■ YOUR TASK ■
Look through the material and copy each line holding "ترويج".

■ GIVEN DATA ■
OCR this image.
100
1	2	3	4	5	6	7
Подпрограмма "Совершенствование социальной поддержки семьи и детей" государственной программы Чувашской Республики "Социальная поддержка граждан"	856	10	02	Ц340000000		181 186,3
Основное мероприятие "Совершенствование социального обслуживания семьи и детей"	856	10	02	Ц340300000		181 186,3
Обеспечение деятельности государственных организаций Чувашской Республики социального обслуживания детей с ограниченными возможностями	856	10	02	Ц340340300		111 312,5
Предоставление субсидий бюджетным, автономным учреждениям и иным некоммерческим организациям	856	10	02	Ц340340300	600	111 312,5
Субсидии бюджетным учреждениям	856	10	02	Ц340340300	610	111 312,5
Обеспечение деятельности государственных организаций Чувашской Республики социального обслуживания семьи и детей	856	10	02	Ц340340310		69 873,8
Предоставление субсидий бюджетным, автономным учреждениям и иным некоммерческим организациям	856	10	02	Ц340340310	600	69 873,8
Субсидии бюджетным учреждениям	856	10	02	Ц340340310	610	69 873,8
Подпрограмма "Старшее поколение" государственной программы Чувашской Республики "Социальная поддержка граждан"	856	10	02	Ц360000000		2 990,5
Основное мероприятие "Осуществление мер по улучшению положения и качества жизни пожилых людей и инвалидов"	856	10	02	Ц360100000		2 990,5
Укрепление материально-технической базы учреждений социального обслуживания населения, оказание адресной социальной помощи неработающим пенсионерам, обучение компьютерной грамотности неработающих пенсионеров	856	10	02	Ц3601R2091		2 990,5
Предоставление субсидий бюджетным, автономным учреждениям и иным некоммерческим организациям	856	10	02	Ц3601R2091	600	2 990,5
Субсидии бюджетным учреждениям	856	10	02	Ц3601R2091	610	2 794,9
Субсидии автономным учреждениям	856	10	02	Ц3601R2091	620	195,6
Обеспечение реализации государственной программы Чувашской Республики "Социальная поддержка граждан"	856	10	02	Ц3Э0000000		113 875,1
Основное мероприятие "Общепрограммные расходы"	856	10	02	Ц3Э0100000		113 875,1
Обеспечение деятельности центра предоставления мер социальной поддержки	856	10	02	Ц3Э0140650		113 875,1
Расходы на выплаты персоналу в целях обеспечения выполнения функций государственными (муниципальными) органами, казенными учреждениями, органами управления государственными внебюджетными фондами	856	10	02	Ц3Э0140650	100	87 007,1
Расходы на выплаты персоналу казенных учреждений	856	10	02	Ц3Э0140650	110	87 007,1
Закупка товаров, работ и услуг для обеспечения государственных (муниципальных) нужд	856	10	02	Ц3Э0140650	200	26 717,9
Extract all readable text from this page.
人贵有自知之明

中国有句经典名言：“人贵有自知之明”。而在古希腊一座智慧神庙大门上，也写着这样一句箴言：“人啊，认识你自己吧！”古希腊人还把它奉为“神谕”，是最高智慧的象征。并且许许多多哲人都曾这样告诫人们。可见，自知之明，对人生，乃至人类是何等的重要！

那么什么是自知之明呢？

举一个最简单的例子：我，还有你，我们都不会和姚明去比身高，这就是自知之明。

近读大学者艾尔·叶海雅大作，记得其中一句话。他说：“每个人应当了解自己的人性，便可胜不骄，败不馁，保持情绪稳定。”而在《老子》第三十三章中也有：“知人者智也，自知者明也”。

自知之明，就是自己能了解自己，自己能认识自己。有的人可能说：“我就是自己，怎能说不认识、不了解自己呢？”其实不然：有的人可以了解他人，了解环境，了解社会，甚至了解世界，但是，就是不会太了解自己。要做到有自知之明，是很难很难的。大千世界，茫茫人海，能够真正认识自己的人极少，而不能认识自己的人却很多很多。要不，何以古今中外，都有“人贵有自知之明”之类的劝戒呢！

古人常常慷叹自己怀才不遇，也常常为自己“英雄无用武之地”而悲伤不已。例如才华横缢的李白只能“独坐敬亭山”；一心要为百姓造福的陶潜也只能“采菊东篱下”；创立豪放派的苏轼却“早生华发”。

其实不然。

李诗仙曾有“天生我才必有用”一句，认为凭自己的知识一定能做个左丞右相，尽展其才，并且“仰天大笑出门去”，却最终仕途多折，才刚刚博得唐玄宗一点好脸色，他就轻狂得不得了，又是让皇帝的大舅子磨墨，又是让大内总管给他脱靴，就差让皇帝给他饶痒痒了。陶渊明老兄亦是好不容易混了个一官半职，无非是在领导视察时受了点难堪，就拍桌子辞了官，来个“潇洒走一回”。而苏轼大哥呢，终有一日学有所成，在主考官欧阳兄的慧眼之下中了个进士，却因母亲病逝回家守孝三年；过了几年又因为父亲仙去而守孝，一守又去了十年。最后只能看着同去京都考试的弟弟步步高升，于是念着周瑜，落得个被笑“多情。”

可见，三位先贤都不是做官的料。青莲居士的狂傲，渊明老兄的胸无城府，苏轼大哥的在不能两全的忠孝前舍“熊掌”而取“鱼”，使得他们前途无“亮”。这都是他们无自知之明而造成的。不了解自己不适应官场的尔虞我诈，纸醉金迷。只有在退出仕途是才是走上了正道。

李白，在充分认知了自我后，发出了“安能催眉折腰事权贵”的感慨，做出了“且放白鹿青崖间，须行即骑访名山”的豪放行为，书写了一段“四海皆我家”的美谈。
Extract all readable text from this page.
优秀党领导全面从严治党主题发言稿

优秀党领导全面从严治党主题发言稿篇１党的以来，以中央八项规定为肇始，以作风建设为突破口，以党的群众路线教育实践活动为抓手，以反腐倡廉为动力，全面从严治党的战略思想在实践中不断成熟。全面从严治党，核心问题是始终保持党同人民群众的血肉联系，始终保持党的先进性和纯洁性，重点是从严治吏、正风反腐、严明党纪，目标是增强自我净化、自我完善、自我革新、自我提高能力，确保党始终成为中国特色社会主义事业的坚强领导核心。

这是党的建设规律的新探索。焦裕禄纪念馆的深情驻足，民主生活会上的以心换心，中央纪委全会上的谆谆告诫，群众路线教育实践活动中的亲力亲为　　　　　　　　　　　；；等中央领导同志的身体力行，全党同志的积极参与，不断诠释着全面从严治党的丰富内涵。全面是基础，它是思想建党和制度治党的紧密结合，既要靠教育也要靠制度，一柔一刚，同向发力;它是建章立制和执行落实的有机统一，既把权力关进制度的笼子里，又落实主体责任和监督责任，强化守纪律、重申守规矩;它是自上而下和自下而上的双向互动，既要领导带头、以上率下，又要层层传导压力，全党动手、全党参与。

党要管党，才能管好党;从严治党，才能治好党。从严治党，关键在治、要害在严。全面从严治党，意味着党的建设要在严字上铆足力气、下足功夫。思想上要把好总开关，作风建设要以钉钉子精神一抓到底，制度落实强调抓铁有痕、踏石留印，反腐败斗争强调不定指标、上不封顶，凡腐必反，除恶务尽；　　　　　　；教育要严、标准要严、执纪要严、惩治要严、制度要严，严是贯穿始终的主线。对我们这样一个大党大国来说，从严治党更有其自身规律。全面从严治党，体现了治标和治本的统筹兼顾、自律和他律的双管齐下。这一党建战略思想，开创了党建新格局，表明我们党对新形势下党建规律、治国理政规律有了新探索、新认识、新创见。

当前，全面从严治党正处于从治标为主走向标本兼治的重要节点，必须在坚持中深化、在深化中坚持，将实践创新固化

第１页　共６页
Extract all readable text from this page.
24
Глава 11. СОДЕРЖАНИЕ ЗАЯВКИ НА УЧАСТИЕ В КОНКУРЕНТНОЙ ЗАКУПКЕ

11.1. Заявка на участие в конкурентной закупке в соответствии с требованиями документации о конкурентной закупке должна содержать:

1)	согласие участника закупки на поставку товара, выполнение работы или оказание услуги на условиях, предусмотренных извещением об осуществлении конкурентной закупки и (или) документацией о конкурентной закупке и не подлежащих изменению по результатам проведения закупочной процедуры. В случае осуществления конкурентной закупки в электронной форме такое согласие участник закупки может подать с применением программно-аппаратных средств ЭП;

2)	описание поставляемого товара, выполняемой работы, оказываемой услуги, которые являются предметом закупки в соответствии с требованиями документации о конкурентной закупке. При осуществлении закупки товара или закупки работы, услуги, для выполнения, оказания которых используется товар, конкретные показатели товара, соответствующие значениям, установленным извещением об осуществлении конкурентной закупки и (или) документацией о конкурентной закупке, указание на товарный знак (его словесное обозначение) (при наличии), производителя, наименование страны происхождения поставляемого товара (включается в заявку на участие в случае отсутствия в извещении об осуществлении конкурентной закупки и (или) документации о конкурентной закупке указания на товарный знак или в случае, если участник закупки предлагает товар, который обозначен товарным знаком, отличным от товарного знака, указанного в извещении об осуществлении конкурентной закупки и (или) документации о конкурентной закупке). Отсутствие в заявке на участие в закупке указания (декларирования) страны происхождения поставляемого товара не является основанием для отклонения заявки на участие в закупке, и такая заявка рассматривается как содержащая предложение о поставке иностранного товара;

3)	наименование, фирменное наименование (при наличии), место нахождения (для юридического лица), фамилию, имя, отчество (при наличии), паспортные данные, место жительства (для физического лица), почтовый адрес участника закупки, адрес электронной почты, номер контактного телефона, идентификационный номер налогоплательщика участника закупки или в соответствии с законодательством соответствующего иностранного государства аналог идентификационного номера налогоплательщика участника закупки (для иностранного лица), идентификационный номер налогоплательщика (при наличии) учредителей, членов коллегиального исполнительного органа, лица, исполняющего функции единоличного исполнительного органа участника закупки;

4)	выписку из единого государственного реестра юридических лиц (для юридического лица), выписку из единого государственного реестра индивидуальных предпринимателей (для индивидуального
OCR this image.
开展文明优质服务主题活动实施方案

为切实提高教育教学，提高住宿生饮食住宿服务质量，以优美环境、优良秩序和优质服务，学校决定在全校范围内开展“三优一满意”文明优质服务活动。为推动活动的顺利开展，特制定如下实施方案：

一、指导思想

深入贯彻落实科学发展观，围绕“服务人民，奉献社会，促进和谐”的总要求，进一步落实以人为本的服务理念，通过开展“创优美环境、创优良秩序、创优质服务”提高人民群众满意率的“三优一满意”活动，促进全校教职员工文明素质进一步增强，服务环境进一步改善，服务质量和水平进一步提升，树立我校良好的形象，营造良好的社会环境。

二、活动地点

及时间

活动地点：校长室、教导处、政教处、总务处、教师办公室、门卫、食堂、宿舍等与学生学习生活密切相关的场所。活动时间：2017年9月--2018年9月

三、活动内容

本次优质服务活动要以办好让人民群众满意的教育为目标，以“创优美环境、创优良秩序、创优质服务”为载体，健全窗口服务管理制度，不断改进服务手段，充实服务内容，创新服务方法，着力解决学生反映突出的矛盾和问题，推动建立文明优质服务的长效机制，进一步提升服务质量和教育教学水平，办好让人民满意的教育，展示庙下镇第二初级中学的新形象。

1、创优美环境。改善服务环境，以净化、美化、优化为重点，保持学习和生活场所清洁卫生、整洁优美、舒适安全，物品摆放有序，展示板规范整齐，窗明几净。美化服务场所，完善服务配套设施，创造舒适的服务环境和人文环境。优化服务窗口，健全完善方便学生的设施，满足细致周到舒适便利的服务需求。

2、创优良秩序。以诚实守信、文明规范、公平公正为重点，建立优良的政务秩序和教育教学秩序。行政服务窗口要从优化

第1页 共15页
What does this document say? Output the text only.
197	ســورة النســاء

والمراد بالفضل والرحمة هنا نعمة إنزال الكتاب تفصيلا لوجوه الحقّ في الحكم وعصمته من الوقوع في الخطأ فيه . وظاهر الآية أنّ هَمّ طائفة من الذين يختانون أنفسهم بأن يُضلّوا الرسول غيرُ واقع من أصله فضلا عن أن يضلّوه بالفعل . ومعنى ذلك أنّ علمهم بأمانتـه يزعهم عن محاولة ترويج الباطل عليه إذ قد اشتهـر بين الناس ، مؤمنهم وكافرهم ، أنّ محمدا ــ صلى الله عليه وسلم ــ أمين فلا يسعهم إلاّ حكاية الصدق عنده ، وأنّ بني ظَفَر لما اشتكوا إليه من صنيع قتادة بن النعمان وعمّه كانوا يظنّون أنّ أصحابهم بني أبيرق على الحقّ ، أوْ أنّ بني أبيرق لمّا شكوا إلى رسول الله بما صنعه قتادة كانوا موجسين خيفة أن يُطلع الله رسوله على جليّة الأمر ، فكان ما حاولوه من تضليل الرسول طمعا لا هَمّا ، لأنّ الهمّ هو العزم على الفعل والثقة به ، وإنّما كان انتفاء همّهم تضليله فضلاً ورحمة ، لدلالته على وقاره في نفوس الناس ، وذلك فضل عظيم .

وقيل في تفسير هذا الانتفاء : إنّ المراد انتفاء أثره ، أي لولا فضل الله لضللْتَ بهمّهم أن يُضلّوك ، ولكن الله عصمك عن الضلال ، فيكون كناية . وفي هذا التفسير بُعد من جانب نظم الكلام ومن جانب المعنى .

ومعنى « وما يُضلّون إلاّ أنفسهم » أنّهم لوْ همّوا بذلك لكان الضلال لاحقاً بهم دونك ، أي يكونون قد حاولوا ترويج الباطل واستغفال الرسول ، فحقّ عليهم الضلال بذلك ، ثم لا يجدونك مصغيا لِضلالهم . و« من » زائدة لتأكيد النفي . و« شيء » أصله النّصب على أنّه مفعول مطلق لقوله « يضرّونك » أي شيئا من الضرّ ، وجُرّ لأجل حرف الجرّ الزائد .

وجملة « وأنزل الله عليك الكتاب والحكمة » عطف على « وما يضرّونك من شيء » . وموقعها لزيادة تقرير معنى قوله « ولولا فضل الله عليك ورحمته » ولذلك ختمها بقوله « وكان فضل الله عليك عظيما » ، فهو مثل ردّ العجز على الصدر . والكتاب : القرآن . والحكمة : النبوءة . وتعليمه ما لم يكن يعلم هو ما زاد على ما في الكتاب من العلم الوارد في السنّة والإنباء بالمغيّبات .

■ RESPONSE TO THE TASK ■
والمراد بالفضل والرحمة هنا نعمة إنزال الكتاب تفصيلا لوجوه الحقّ في الحكم وعصمته من الوقوع في الخطأ فيه . وظاهر الآية أنّ هَمّ طائفة من الذين يختانون أنفسهم بأن يُضلّوا الرسول غيرُ واقع من أصله فضلا عن أن يضلّوه بالفعل . ومعنى ذلك أنّ علمهم بأمانتـه يزعهم عن محاولة ترويج الباطل عليه إذ قد اشتهـر بين الناس ، مؤمنهم وكافرهم ، أنّ محمدا ــ صلى الله عليه وسلم ــ أمين فلا يسعهم إلاّ حكاية الصدق عنده ، وأنّ بني ظَفَر لما اشتكوا إليه من صنيع قتادة بن النعمان وعمّه كانوا يظنّون أنّ أصحابهم بني أبيرق على الحقّ ، أوْ أنّ بني أبيرق لمّا شكوا إلى رسول الله بما صنعه قتادة كانوا موجسين خيفة أن يُطلع الله رسوله على جليّة الأمر ، فكان ما حاولوه من تضليل الرسول طمعا لا هَمّا ، لأنّ الهمّ هو العزم على الفعل والثقة به ، وإنّما كان انتفاء همّهم تضليله فضلاً ورحمة ، لدلالته على وقاره في نفوس الناس ، وذلك فضل عظيم .
ومعنى « وما يُضلّون إلاّ أنفسهم » أنّهم لوْ همّوا بذلك لكان الضلال لاحقاً بهم دونك ، أي يكونون قد حاولوا ترويج الباطل واستغفال الرسول ، فحقّ عليهم الضلال بذلك ، ثم لا يجدونك مصغيا لِضلالهم . و« من » زائدة لتأكيد النفي . و« شيء » أصله النّصب على أنّه مفعول مطلق لقوله « يضرّونك » أي شيئا من الضرّ ، وجُرّ لأجل حرف الجرّ الزائد .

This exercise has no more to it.